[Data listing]
▬▬▬▬▬▬▬▬▬▬

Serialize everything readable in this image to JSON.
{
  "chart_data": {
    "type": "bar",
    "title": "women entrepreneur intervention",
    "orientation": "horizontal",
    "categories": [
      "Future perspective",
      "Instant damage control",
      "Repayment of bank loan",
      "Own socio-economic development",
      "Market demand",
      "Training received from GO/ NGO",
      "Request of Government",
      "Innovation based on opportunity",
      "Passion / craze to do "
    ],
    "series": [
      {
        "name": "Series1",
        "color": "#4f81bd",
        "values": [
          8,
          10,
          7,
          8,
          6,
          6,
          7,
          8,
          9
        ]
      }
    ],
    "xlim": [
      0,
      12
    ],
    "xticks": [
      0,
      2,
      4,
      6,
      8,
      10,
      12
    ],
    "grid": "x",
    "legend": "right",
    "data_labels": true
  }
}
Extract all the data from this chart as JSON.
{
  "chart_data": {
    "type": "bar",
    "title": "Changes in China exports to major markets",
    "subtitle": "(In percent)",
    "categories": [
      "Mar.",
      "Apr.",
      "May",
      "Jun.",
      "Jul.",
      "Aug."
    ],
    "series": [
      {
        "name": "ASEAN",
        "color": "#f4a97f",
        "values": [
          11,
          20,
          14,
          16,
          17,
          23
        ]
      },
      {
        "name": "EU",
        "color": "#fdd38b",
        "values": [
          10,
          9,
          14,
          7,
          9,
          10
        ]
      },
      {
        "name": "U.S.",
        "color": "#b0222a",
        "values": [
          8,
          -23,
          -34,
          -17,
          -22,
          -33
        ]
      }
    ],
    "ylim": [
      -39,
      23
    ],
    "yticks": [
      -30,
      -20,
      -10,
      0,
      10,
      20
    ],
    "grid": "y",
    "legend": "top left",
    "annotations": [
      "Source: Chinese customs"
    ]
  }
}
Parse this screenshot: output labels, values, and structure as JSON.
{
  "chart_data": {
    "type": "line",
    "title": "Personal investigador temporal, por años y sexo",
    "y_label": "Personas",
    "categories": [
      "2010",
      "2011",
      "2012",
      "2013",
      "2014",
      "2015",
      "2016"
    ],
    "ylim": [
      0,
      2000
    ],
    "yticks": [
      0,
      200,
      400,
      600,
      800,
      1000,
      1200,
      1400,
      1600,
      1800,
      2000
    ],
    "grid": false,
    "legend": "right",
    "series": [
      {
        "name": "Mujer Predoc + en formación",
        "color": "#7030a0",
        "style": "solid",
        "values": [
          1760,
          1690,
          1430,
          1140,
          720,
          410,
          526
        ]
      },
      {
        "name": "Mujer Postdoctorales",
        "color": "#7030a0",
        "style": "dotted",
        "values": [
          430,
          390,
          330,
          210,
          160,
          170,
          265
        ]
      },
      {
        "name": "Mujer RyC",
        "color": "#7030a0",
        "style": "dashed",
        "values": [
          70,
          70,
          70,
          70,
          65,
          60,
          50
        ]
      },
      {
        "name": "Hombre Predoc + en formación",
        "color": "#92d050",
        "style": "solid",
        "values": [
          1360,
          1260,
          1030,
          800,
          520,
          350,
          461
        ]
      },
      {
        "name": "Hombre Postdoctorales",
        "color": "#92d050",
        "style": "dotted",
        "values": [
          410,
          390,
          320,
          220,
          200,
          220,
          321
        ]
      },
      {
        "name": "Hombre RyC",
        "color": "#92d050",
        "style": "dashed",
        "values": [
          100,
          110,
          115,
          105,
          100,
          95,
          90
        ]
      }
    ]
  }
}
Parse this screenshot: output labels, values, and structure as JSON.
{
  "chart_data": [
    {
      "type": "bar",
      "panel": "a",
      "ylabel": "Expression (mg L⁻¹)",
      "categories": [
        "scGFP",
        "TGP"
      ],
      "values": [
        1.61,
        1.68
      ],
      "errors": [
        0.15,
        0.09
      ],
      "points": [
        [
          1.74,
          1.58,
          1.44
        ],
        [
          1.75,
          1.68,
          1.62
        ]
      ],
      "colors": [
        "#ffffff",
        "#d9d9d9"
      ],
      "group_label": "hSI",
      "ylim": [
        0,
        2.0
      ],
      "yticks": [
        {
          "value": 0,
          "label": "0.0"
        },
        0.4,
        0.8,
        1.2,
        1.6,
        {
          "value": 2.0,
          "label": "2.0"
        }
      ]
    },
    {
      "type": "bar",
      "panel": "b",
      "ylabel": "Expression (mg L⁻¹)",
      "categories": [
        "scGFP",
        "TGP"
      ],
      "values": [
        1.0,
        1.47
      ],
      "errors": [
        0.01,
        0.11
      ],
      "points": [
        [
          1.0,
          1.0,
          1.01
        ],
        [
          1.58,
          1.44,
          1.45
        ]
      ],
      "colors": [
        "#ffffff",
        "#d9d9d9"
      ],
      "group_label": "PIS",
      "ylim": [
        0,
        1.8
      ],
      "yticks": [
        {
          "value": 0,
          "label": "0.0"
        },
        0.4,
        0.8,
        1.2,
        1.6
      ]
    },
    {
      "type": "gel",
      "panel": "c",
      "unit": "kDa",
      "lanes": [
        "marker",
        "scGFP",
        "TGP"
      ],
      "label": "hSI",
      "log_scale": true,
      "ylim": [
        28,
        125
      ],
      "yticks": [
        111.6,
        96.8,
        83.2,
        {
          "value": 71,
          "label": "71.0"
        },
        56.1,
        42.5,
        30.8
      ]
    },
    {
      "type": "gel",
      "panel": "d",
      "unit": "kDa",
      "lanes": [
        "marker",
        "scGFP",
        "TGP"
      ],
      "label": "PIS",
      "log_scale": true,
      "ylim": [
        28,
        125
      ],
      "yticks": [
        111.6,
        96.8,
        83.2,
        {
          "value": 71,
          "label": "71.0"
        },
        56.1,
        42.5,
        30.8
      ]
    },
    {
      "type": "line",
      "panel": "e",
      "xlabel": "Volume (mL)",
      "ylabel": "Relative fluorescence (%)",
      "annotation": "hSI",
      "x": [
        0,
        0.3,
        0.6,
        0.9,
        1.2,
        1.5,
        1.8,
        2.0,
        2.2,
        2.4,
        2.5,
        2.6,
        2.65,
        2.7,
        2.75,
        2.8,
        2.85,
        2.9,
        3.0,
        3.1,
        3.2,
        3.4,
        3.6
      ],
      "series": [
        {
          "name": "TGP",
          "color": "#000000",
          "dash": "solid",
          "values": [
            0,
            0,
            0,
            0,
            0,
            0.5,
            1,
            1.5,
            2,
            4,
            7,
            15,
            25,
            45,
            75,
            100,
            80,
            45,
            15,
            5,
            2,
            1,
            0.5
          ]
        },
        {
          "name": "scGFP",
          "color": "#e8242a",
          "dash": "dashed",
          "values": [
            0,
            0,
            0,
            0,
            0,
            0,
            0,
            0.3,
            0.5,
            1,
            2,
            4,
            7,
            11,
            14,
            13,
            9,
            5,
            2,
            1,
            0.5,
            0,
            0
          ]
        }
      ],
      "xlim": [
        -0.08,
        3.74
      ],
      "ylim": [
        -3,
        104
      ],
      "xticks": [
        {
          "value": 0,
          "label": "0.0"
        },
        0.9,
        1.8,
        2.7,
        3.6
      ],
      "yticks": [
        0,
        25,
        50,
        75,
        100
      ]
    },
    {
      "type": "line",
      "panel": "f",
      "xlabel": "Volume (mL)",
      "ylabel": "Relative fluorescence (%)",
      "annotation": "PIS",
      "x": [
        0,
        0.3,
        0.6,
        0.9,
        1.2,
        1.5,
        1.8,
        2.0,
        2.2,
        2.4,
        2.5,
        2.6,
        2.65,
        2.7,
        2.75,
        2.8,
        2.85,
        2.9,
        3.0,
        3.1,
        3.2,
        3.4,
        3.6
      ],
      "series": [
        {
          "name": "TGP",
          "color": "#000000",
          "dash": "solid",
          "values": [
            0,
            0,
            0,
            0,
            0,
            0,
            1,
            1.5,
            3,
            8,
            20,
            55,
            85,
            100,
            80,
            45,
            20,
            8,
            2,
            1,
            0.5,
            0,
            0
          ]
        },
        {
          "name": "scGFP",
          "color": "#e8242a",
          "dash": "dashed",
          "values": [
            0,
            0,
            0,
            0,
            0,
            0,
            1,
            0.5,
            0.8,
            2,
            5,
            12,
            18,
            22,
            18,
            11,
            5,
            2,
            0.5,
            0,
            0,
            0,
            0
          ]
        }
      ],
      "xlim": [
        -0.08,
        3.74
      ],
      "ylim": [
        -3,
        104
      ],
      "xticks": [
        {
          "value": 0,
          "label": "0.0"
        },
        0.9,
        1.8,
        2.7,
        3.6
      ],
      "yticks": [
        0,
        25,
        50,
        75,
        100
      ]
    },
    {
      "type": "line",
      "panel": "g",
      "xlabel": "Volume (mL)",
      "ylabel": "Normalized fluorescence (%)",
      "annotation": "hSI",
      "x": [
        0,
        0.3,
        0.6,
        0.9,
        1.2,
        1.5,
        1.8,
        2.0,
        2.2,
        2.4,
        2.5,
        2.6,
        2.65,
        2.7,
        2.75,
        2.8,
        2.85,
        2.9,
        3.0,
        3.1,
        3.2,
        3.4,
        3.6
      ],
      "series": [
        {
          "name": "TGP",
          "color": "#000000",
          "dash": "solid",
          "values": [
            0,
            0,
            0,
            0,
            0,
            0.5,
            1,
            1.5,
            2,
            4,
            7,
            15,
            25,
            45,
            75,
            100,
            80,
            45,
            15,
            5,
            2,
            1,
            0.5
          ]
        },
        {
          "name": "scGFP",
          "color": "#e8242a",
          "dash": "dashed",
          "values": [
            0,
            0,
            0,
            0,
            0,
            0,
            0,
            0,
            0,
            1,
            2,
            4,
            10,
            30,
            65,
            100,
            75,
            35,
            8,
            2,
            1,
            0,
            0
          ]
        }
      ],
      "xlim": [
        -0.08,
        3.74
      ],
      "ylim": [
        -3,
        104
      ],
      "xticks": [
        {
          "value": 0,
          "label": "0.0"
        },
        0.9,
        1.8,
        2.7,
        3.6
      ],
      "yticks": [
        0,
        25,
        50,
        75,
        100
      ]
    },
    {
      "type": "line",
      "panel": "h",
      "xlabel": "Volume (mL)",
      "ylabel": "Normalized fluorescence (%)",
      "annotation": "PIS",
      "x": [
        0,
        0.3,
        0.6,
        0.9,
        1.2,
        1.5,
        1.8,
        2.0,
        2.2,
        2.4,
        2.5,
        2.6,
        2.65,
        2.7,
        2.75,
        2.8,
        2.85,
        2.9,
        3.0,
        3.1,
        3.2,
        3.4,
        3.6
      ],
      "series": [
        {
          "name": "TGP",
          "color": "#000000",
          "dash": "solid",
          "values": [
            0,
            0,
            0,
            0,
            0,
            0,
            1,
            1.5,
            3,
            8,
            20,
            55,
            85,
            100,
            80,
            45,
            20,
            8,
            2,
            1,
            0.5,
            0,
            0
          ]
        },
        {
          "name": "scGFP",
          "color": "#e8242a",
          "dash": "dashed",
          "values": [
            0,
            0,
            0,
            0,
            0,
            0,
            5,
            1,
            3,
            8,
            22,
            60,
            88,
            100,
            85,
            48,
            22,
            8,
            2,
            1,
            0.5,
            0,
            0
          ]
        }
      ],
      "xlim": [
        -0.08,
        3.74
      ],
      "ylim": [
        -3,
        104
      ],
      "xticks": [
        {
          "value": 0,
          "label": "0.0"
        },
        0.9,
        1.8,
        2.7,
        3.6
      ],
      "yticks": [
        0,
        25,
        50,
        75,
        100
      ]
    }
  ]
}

▬▬▬▬▬▬▬▬▬▬

- [PROBLEM] Using the records above, gather all lines where the string "Predoc" is present.

- [RESPONSE TO THE EXERCISE]
        "name": "Mujer Predoc + en formación",
        "name": "Hombre Predoc + en formación",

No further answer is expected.